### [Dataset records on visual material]
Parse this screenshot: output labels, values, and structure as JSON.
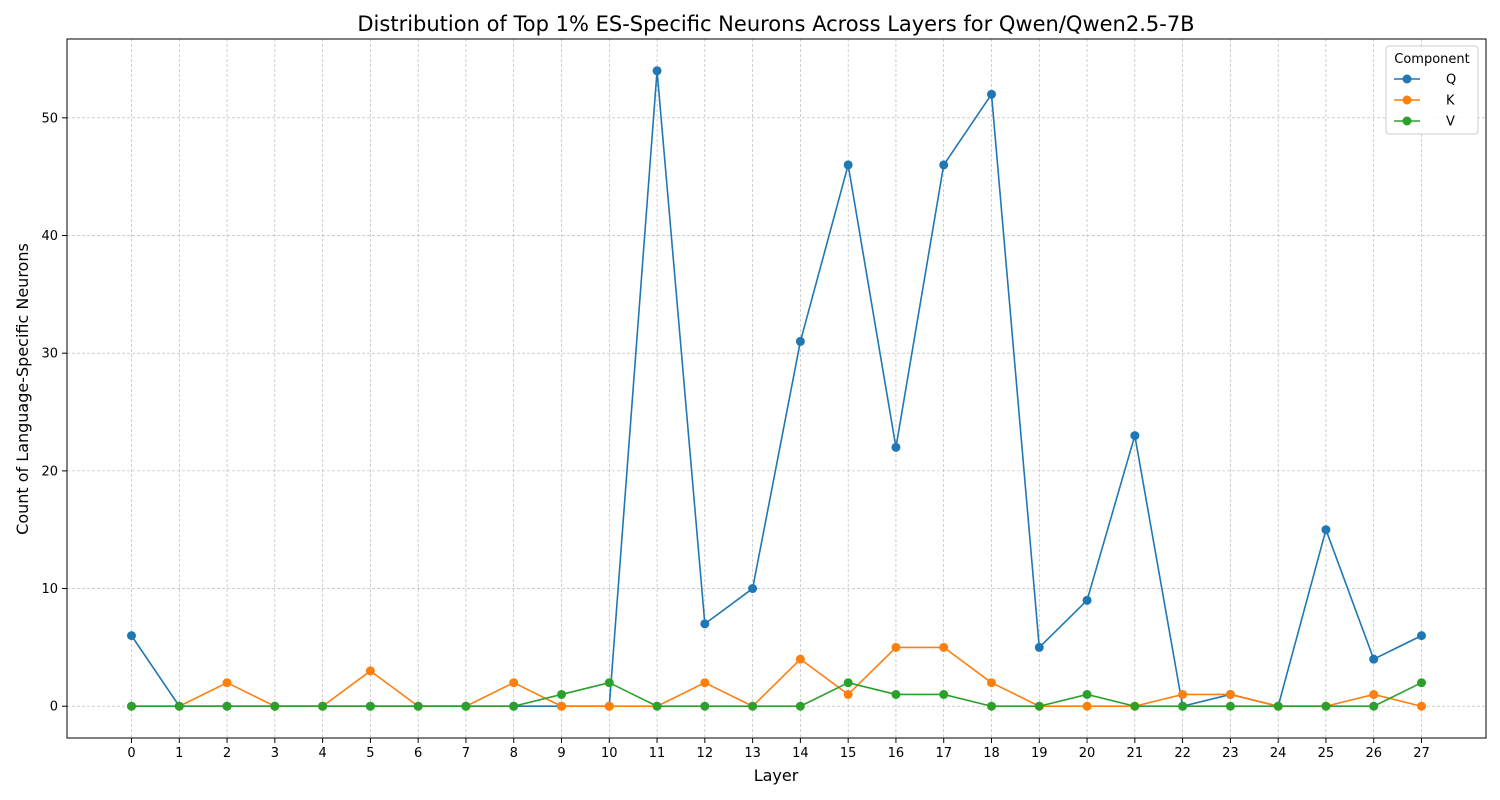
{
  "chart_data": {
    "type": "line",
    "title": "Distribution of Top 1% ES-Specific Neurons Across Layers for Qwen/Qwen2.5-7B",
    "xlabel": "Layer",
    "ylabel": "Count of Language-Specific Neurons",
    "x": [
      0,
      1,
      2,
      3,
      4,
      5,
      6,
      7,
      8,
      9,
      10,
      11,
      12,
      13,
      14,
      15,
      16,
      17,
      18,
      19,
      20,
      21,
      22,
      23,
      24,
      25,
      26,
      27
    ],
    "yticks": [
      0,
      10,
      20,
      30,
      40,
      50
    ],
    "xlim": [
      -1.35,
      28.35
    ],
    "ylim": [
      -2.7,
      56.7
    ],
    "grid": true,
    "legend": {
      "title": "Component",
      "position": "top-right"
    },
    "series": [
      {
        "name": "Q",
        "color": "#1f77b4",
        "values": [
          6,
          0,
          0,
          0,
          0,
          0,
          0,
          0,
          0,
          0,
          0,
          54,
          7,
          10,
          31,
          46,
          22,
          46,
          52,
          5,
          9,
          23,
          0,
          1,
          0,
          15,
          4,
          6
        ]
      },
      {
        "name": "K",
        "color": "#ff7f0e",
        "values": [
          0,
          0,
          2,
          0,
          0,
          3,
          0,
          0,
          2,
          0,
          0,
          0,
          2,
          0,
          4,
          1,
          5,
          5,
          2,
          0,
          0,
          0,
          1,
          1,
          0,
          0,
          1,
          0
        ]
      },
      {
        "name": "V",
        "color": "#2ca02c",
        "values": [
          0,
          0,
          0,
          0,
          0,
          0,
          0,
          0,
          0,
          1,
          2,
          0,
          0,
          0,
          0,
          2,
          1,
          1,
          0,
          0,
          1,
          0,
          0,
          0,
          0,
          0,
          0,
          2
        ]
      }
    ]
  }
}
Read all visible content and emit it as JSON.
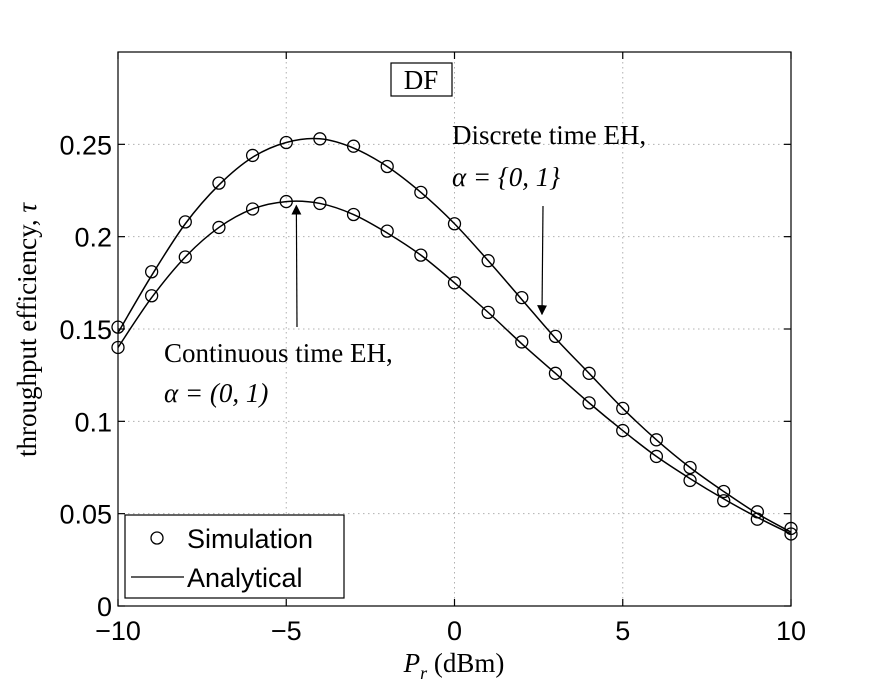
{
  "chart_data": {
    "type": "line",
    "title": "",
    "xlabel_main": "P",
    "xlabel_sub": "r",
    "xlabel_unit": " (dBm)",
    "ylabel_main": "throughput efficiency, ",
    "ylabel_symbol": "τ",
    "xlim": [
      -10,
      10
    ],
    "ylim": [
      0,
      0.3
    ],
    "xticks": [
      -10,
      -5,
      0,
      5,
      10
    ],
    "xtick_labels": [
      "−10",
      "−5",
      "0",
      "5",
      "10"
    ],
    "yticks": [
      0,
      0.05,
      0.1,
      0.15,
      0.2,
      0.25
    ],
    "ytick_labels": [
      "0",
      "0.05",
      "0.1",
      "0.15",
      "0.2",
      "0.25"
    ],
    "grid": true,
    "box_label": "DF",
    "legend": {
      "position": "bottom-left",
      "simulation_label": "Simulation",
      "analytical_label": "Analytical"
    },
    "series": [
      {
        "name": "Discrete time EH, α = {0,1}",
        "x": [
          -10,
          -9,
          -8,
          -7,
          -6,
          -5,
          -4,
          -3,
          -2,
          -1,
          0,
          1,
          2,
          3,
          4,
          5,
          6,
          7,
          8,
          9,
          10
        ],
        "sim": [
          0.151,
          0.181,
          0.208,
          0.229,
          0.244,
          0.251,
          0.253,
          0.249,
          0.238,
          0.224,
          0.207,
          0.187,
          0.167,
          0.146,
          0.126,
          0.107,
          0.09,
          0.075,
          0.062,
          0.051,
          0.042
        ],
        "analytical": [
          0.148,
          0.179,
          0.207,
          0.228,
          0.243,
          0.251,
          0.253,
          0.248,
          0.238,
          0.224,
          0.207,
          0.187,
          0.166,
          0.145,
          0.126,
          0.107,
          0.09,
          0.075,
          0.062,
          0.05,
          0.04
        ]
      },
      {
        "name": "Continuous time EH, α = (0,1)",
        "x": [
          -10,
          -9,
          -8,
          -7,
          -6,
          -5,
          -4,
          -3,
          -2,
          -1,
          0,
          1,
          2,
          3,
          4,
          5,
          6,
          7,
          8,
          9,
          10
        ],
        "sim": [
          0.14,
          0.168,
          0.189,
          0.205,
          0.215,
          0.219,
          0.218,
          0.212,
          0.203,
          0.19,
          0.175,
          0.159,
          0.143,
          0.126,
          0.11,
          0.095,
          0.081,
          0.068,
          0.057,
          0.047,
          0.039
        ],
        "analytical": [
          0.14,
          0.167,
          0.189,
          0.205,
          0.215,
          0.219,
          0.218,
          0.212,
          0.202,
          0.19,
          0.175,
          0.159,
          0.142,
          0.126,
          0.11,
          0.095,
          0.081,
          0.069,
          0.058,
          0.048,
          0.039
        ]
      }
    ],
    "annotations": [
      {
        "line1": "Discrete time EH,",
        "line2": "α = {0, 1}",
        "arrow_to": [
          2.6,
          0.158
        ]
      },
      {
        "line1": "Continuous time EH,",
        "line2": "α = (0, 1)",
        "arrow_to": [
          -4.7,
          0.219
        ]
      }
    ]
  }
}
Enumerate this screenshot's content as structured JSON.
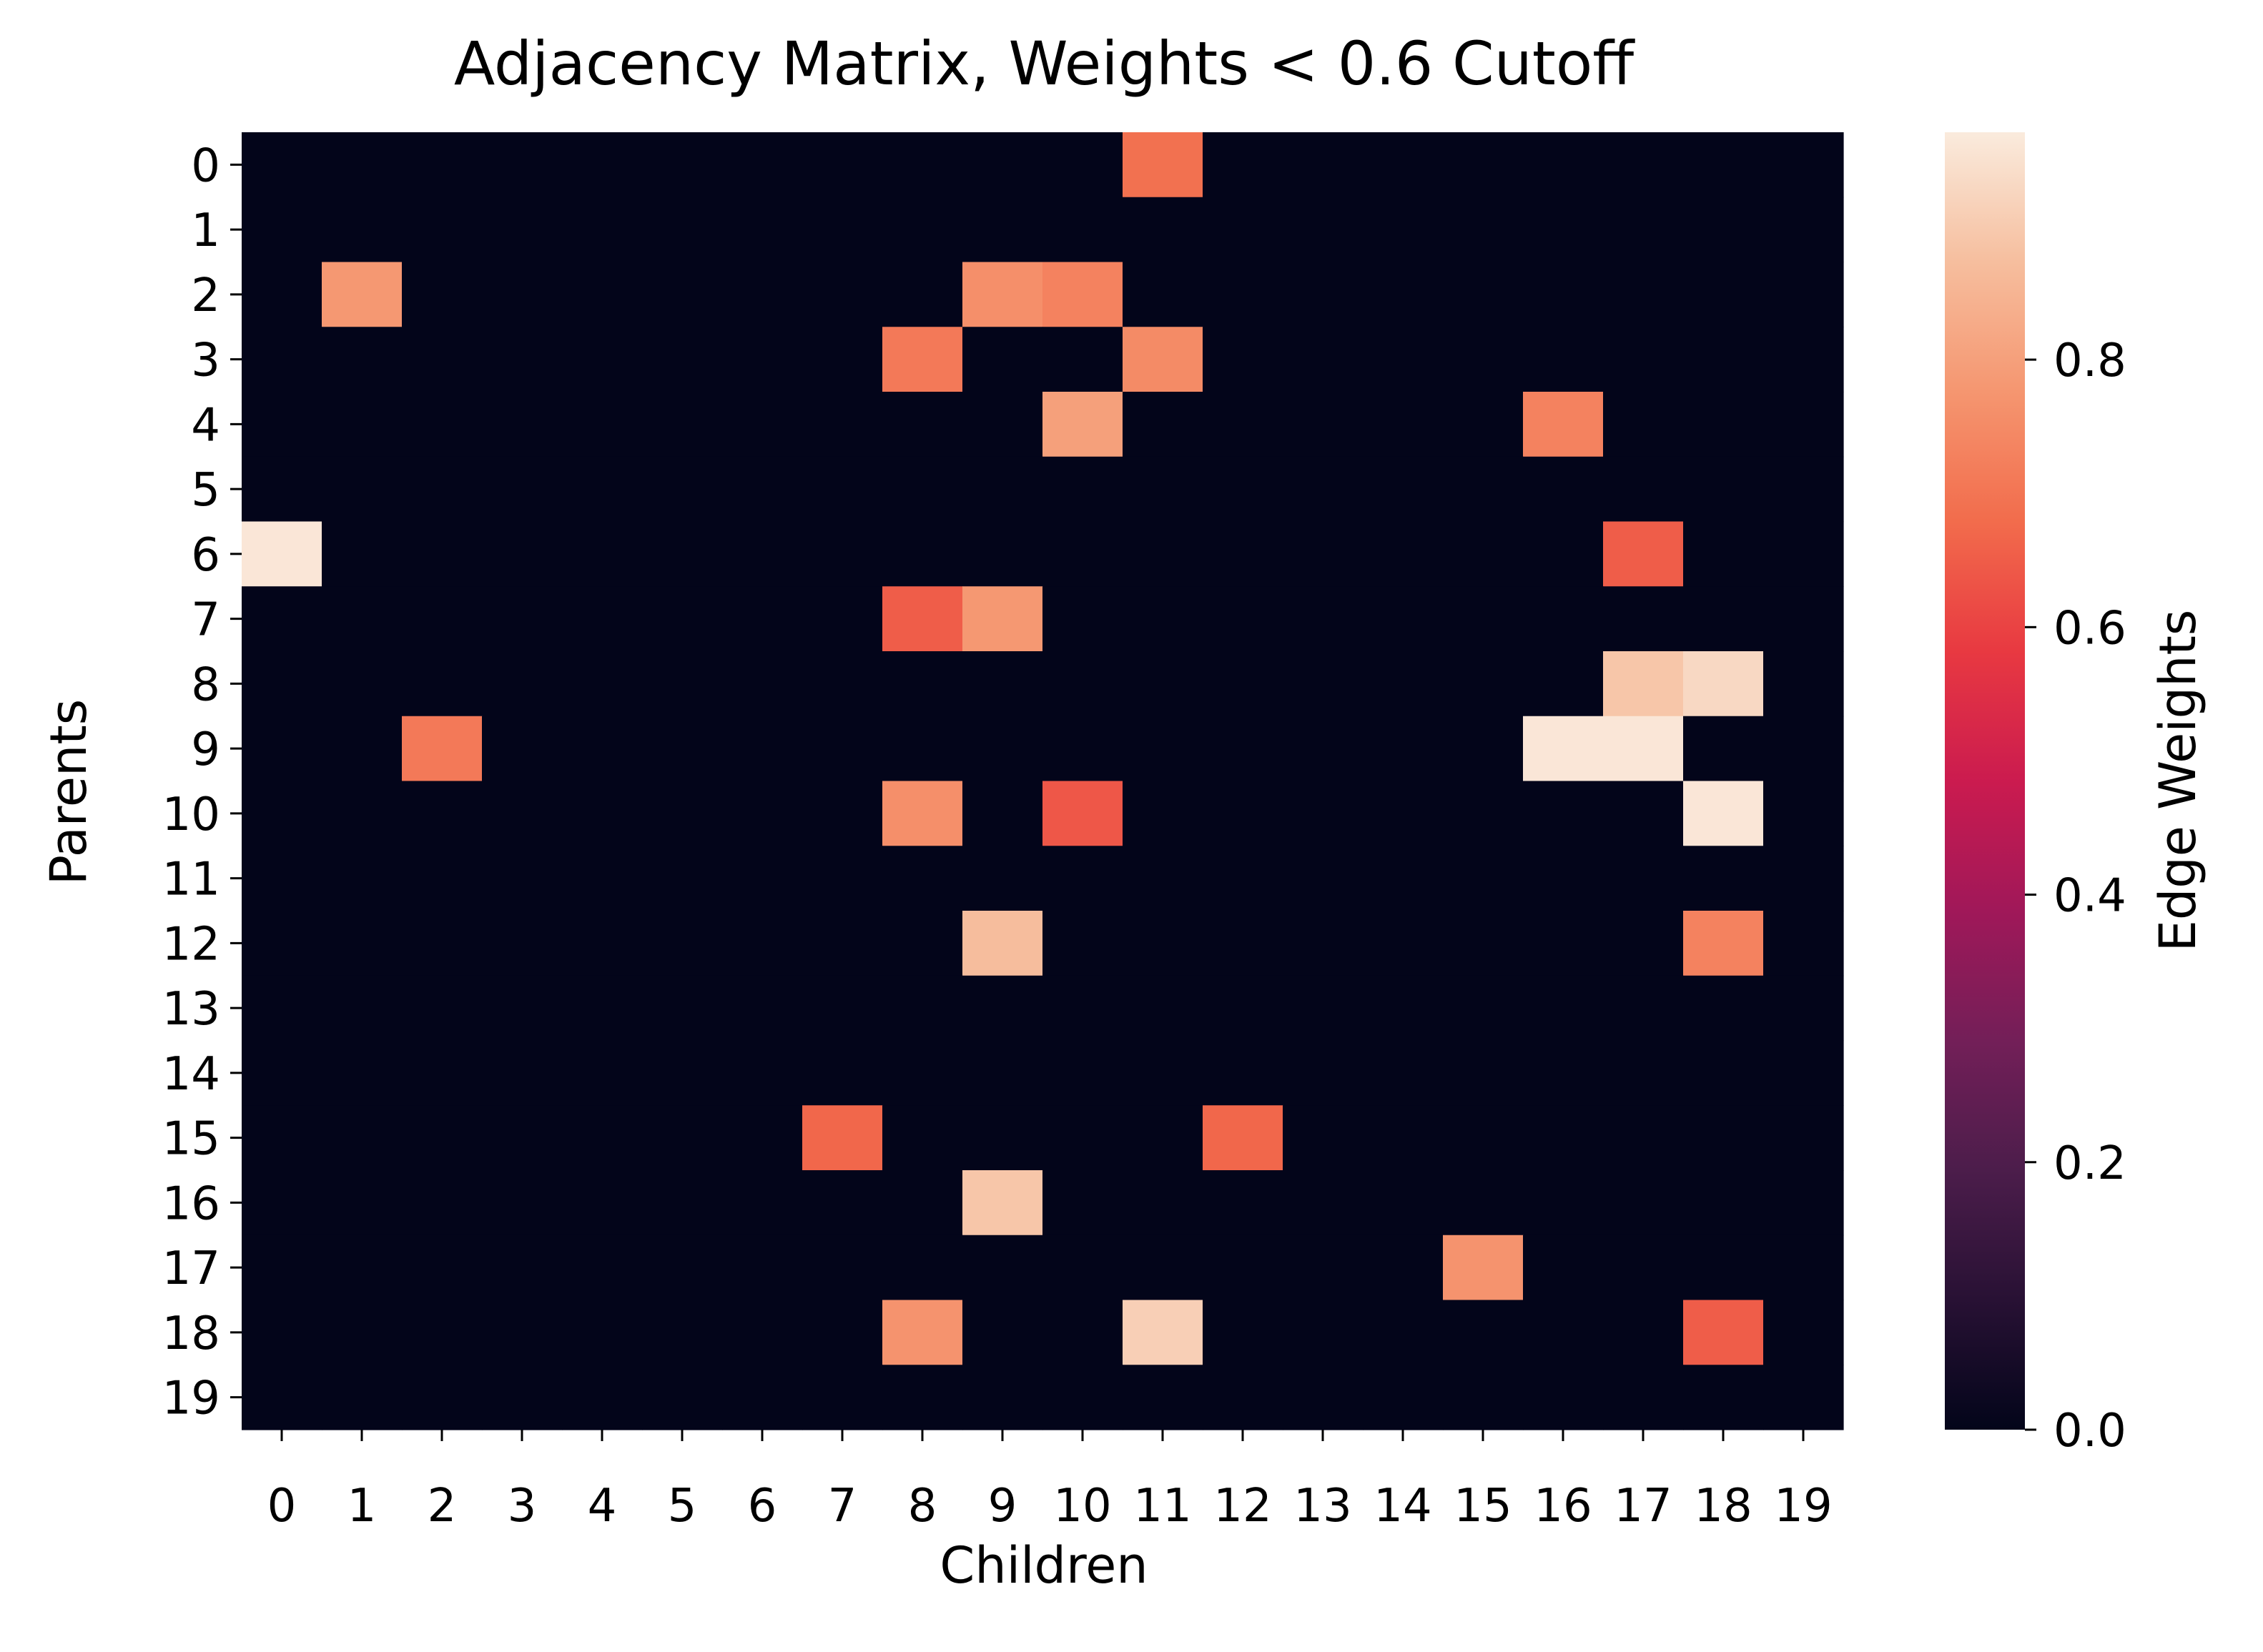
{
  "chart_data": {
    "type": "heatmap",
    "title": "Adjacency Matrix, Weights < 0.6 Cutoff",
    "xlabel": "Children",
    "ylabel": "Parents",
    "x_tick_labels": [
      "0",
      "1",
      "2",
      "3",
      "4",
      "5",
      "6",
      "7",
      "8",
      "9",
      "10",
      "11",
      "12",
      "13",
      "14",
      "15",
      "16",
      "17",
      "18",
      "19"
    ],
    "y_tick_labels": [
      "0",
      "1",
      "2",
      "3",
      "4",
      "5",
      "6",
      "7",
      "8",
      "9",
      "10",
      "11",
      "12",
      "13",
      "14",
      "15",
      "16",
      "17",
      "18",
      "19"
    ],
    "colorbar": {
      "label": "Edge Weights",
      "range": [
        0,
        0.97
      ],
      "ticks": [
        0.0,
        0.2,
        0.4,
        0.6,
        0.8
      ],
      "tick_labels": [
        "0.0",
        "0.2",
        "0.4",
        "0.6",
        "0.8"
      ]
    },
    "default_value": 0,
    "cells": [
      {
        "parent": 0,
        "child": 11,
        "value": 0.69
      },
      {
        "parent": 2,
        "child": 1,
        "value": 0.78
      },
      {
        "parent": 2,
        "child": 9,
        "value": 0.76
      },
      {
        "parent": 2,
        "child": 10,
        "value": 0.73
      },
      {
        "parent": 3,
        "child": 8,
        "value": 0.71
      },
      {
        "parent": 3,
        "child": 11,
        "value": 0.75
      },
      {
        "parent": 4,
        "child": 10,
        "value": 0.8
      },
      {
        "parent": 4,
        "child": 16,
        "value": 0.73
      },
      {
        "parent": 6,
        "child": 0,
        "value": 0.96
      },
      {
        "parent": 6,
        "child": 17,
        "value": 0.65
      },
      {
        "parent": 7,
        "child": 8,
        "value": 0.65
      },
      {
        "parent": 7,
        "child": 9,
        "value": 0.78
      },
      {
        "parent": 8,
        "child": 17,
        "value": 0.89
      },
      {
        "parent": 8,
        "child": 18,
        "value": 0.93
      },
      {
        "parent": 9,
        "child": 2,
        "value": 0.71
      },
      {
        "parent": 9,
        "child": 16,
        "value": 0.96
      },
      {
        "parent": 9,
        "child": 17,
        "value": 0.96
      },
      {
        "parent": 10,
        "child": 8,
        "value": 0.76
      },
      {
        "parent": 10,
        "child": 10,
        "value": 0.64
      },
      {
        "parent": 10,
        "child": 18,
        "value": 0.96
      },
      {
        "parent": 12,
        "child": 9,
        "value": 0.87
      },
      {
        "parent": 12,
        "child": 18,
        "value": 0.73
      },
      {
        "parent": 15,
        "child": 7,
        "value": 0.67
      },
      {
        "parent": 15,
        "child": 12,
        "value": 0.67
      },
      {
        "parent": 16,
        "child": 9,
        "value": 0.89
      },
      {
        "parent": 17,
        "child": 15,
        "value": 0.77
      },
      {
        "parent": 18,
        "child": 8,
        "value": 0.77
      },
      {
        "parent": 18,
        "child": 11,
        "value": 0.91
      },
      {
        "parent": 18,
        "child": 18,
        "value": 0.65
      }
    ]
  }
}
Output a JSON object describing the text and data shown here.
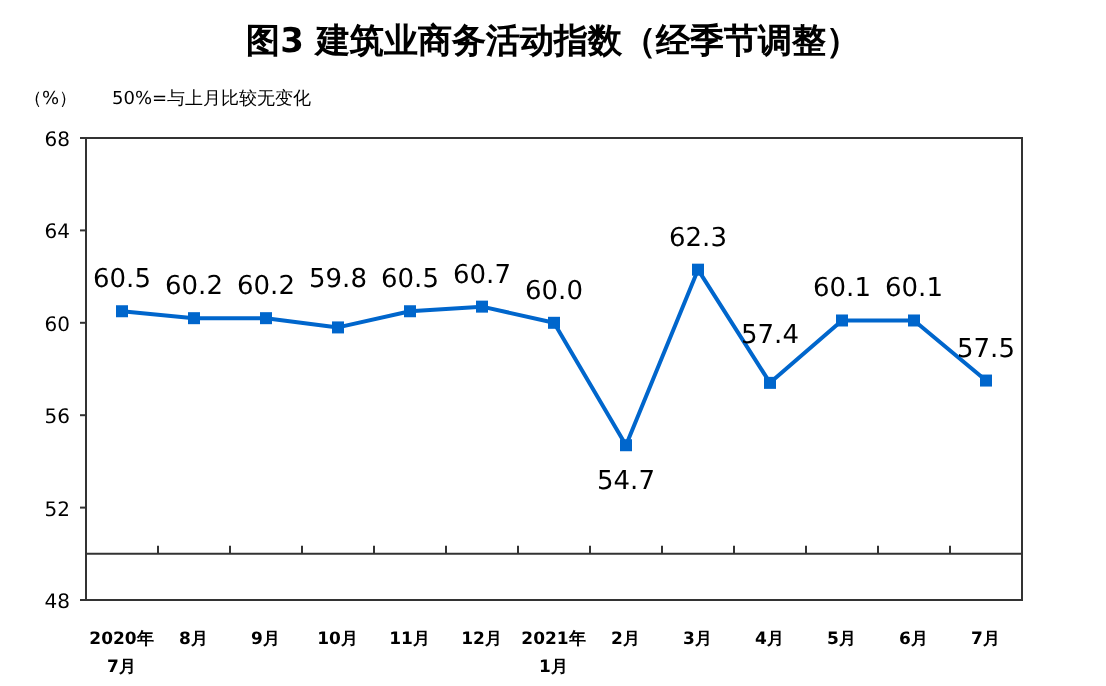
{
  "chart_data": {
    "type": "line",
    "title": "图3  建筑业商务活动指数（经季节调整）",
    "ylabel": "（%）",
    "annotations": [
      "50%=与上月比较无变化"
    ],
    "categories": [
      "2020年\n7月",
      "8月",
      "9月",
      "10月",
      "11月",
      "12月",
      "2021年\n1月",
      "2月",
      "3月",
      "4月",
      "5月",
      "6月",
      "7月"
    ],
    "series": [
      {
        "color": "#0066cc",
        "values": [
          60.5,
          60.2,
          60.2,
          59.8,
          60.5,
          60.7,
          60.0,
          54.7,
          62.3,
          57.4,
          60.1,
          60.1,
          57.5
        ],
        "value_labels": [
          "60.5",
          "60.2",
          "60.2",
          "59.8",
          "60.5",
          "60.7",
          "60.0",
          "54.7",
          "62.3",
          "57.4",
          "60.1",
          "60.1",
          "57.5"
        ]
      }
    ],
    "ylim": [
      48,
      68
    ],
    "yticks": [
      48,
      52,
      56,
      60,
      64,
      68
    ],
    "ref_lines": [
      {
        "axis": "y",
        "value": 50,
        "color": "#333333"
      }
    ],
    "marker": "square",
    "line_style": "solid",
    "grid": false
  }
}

### [Written request]
Which lines include the word "screenshot"? List them all.

### [Final result]
Parse this screenshot: output labels, values, and structure as JSON.
Enumerate this screenshot's content as structured JSON.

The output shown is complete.